Word for word, transcribe the lines below and drop the pictures.

(Extracted data entries)

--*--

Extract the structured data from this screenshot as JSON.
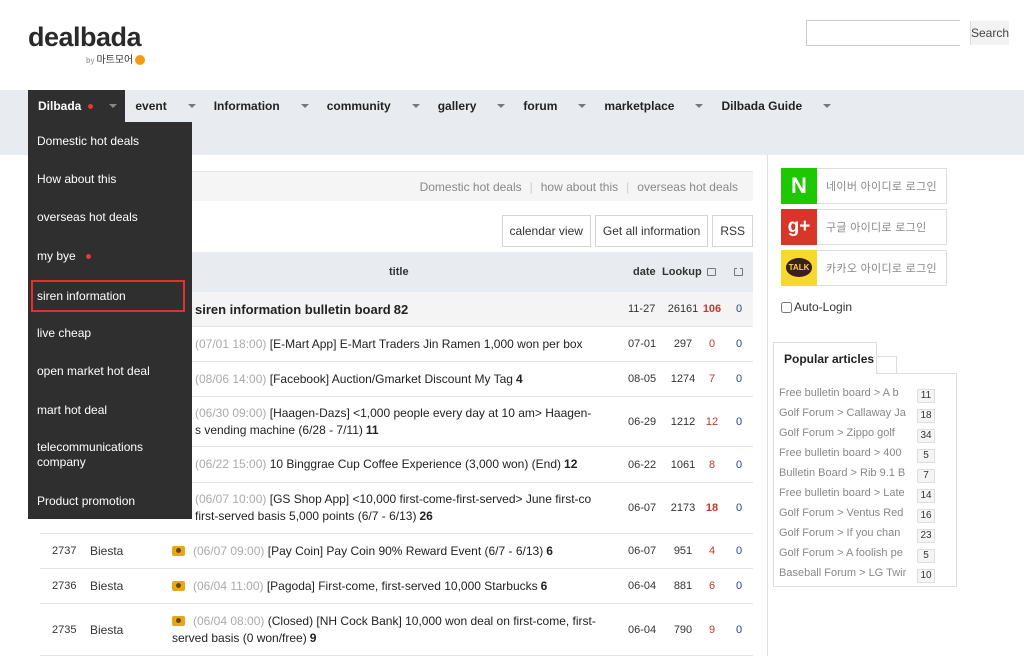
{
  "header": {
    "logo_main": "dealbada",
    "logo_by": "by",
    "logo_sub": "마트모어",
    "search_label": "Search",
    "search_placeholder": ""
  },
  "nav": {
    "items": [
      {
        "label": "Dilbada"
      },
      {
        "label": "event"
      },
      {
        "label": "Information"
      },
      {
        "label": "community"
      },
      {
        "label": "gallery"
      },
      {
        "label": "forum"
      },
      {
        "label": "marketplace"
      },
      {
        "label": "Dilbada Guide"
      }
    ]
  },
  "dropdown": {
    "items": [
      {
        "label": "Domestic hot deals"
      },
      {
        "label": "How about this"
      },
      {
        "label": "overseas hot deals"
      },
      {
        "label": "my bye"
      },
      {
        "label": "siren information"
      },
      {
        "label": "live cheap"
      },
      {
        "label": "open market hot deal"
      },
      {
        "label": "mart hot deal"
      },
      {
        "label": "telecommunications company"
      },
      {
        "label": "Product promotion"
      }
    ]
  },
  "breadcrumbs": [
    "Domestic hot deals",
    "how about this",
    "overseas hot deals"
  ],
  "toolbar": {
    "calendar": "calendar view",
    "getall": "Get all information",
    "rss": "RSS"
  },
  "table": {
    "headers": {
      "title": "title",
      "date": "date",
      "lookup": "Lookup"
    },
    "rows": [
      {
        "no": "",
        "writer": "",
        "time": "",
        "title": "siren information bulletin board",
        "count": "82",
        "date": "11-27",
        "lookup": "26161",
        "up": "106",
        "down": "0"
      },
      {
        "no": "",
        "writer": "",
        "time": "(07/01 18:00)",
        "title": "[E-Mart App] E-Mart Traders Jin Ramen 1,000 won per box",
        "count": "",
        "date": "07-01",
        "lookup": "297",
        "up": "0",
        "down": "0"
      },
      {
        "no": "",
        "writer": "",
        "time": "(08/06 14:00)",
        "title": "[Facebook] Auction/Gmarket Discount My Tag",
        "count": "4",
        "date": "08-05",
        "lookup": "1274",
        "up": "7",
        "down": "0"
      },
      {
        "no": "",
        "writer": "",
        "time": "(06/30 09:00)",
        "title": "[Haagen-Dazs] <1,000 people every day at 10 am> Haagen-",
        "title2": "s vending machine (6/28 - 7/11)",
        "count": "11",
        "date": "06-29",
        "lookup": "1212",
        "up": "12",
        "down": "0"
      },
      {
        "no": "",
        "writer": "",
        "time": "(06/22 15:00)",
        "title": "10 Binggrae Cup Coffee Experience (3,000 won) (End)",
        "count": "12",
        "date": "06-22",
        "lookup": "1061",
        "up": "8",
        "down": "0"
      },
      {
        "no": "",
        "writer": "",
        "time": "(06/07 10:00)",
        "title": "[GS Shop App] <10,000 first-come-first-served> June first-co",
        "title2": "first-served basis 5,000 points (6/7 - 6/13)",
        "count": "26",
        "date": "06-07",
        "lookup": "2173",
        "up": "18",
        "down": "0"
      },
      {
        "no": "2737",
        "writer": "Biesta",
        "time": "(06/07 09:00)",
        "title": "[Pay Coin] Pay Coin 90% Reward Event (6/7 - 6/13)",
        "count": "6",
        "date": "06-07",
        "lookup": "951",
        "up": "4",
        "down": "0"
      },
      {
        "no": "2736",
        "writer": "Biesta",
        "time": "(06/04 11:00)",
        "title": "[Pagoda] First-come, first-served 10,000 Starbucks",
        "count": "6",
        "date": "06-04",
        "lookup": "881",
        "up": "6",
        "down": "0"
      },
      {
        "no": "2735",
        "writer": "Biesta",
        "time": "(06/04 08:00)",
        "title": "(Closed) [NH Cock Bank] 10,000 won deal on first-come, first-",
        "title2": "served basis (0 won/free)",
        "count": "9",
        "date": "06-04",
        "lookup": "790",
        "up": "9",
        "down": "0"
      }
    ]
  },
  "login": {
    "naver": "네이버 아이디로 로그인",
    "naver_icon": "N",
    "google": "구글 아이디로 로그인",
    "google_icon": "g+",
    "kakao": "카카오 아이디로 로그인",
    "kakao_icon": "TALK",
    "auto": "Auto-Login"
  },
  "popular": {
    "title": "Popular articles",
    "items": [
      {
        "text": "Free bulletin board > A b",
        "count": "11"
      },
      {
        "text": "Golf Forum > Callaway Ja",
        "count": "18"
      },
      {
        "text": "Golf Forum > Zippo golf",
        "count": "34"
      },
      {
        "text": "Free bulletin board > 400",
        "count": "5"
      },
      {
        "text": "Bulletin Board > Rib 9.1 B",
        "count": "7"
      },
      {
        "text": "Free bulletin board > Late",
        "count": "14"
      },
      {
        "text": "Golf Forum > Ventus Red",
        "count": "16"
      },
      {
        "text": "Golf Forum > If you chan",
        "count": "23"
      },
      {
        "text": "Golf Forum > A foolish pe",
        "count": "5"
      },
      {
        "text": "Baseball Forum > LG Twir",
        "count": "10"
      }
    ]
  },
  "colors": {
    "accent_red": "#e53935",
    "nav_bg": "#e8ecf1",
    "dropdown_bg": "#2f2f2f",
    "highlight_outline": "#e03030"
  }
}
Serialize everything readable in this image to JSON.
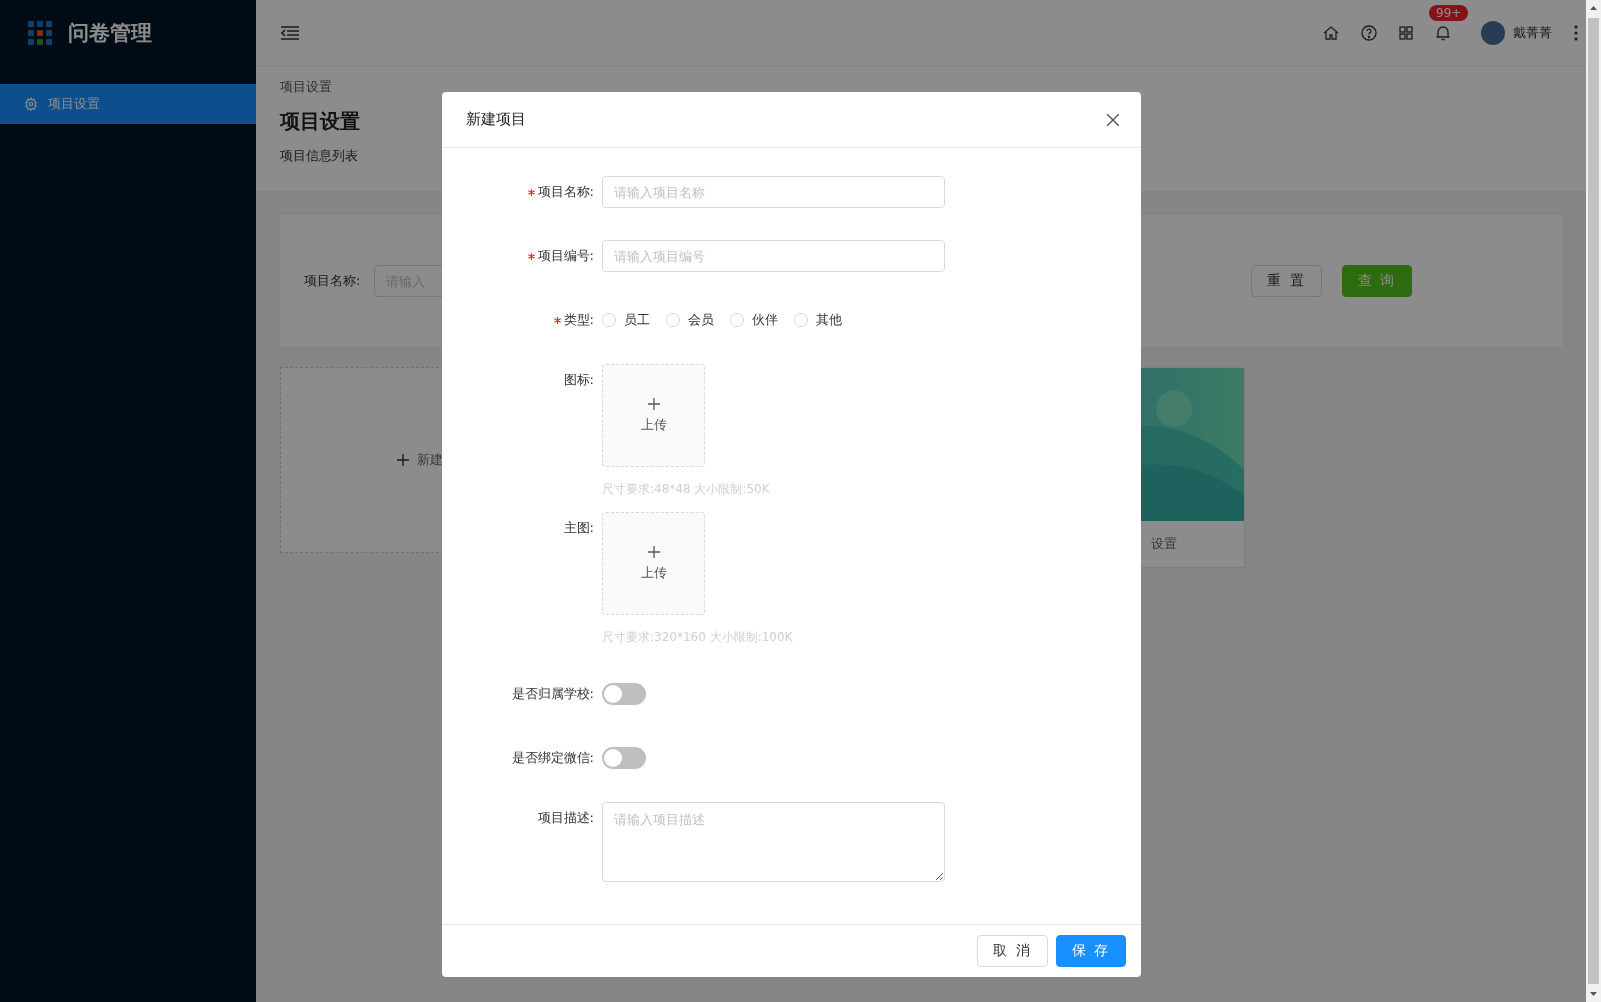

--*--

REPLY TO THE TASK
Extract the structured data from this screenshot as JSON.
{
  "header": {
    "logo_main": "dealbada",
    "logo_by": "by",
    "logo_sub": "마트모어",
    "search_label": "Search",
    "search_placeholder": ""
  },
  "nav": {
    "items": [
      {
        "label": "Dilbada"
      },
      {
        "label": "event"
      },
      {
        "label": "Information"
      },
      {
        "label": "community"
      },
      {
        "label": "gallery"
      },
      {
        "label": "forum"
      },
      {
        "label": "marketplace"
      },
      {
        "label": "Dilbada Guide"
      }
    ]
  },
  "dropdown": {
    "items": [
      {
        "label": "Domestic hot deals"
      },
      {
        "label": "How about this"
      },
      {
        "label": "overseas hot deals"
      },
      {
        "label": "my bye"
      },
      {
        "label": "siren information"
      },
      {
        "label": "live cheap"
      },
      {
        "label": "open market hot deal"
      },
      {
        "label": "mart hot deal"
      },
      {
        "label": "telecommunications company"
      },
      {
        "label": "Product promotion"
      }
    ]
  },
  "breadcrumbs": [
    "Domestic hot deals",
    "how about this",
    "overseas hot deals"
  ],
  "toolbar": {
    "calendar": "calendar view",
    "getall": "Get all information",
    "rss": "RSS"
  },
  "table": {
    "headers": {
      "title": "title",
      "date": "date",
      "lookup": "Lookup"
    },
    "rows": [
      {
        "no": "",
        "writer": "",
        "time": "",
        "title": "siren information bulletin board",
        "count": "82",
        "date": "11-27",
        "lookup": "26161",
        "up": "106",
        "down": "0"
      },
      {
        "no": "",
        "writer": "",
        "time": "(07/01 18:00)",
        "title": "[E-Mart App] E-Mart Traders Jin Ramen 1,000 won per box",
        "count": "",
        "date": "07-01",
        "lookup": "297",
        "up": "0",
        "down": "0"
      },
      {
        "no": "",
        "writer": "",
        "time": "(08/06 14:00)",
        "title": "[Facebook] Auction/Gmarket Discount My Tag",
        "count": "4",
        "date": "08-05",
        "lookup": "1274",
        "up": "7",
        "down": "0"
      },
      {
        "no": "",
        "writer": "",
        "time": "(06/30 09:00)",
        "title": "[Haagen-Dazs] <1,000 people every day at 10 am> Haagen-",
        "title2": "s vending machine (6/28 - 7/11)",
        "count": "11",
        "date": "06-29",
        "lookup": "1212",
        "up": "12",
        "down": "0"
      },
      {
        "no": "",
        "writer": "",
        "time": "(06/22 15:00)",
        "title": "10 Binggrae Cup Coffee Experience (3,000 won) (End)",
        "count": "12",
        "date": "06-22",
        "lookup": "1061",
        "up": "8",
        "down": "0"
      },
      {
        "no": "",
        "writer": "",
        "time": "(06/07 10:00)",
        "title": "[GS Shop App] <10,000 first-come-first-served> June first-co",
        "title2": "first-served basis 5,000 points (6/7 - 6/13)",
        "count": "26",
        "date": "06-07",
        "lookup": "2173",
        "up": "18",
        "down": "0"
      },
      {
        "no": "2737",
        "writer": "Biesta",
        "time": "(06/07 09:00)",
        "title": "[Pay Coin] Pay Coin 90% Reward Event (6/7 - 6/13)",
        "count": "6",
        "date": "06-07",
        "lookup": "951",
        "up": "4",
        "down": "0"
      },
      {
        "no": "2736",
        "writer": "Biesta",
        "time": "(06/04 11:00)",
        "title": "[Pagoda] First-come, first-served 10,000 Starbucks",
        "count": "6",
        "date": "06-04",
        "lookup": "881",
        "up": "6",
        "down": "0"
      },
      {
        "no": "2735",
        "writer": "Biesta",
        "time": "(06/04 08:00)",
        "title": "(Closed) [NH Cock Bank] 10,000 won deal on first-come, first-",
        "title2": "served basis (0 won/free)",
        "count": "9",
        "date": "06-04",
        "lookup": "790",
        "up": "9",
        "down": "0"
      }
    ]
  },
  "login": {
    "naver": "네이버 아이디로 로그인",
    "naver_icon": "N",
    "google": "구글 아이디로 로그인",
    "google_icon": "g+",
    "kakao": "카카오 아이디로 로그인",
    "kakao_icon": "TALK",
    "auto": "Auto-Login"
  },
  "popular": {
    "title": "Popular articles",
    "items": [
      {
        "text": "Free bulletin board > A b",
        "count": "11"
      },
      {
        "text": "Golf Forum > Callaway Ja",
        "count": "18"
      },
      {
        "text": "Golf Forum > Zippo golf",
        "count": "34"
      },
      {
        "text": "Free bulletin board > 400",
        "count": "5"
      },
      {
        "text": "Bulletin Board > Rib 9.1 B",
        "count": "7"
      },
      {
        "text": "Free bulletin board > Late",
        "count": "14"
      },
      {
        "text": "Golf Forum > Ventus Red",
        "count": "16"
      },
      {
        "text": "Golf Forum > If you chan",
        "count": "23"
      },
      {
        "text": "Golf Forum > A foolish pe",
        "count": "5"
      },
      {
        "text": "Baseball Forum > LG Twir",
        "count": "10"
      }
    ]
  },
  "colors": {
    "accent_red": "#e53935",
    "nav_bg": "#e8ecf1",
    "dropdown_bg": "#2f2f2f",
    "highlight_outline": "#e03030"
  }
}
Serialize everything readable in this image to JSON.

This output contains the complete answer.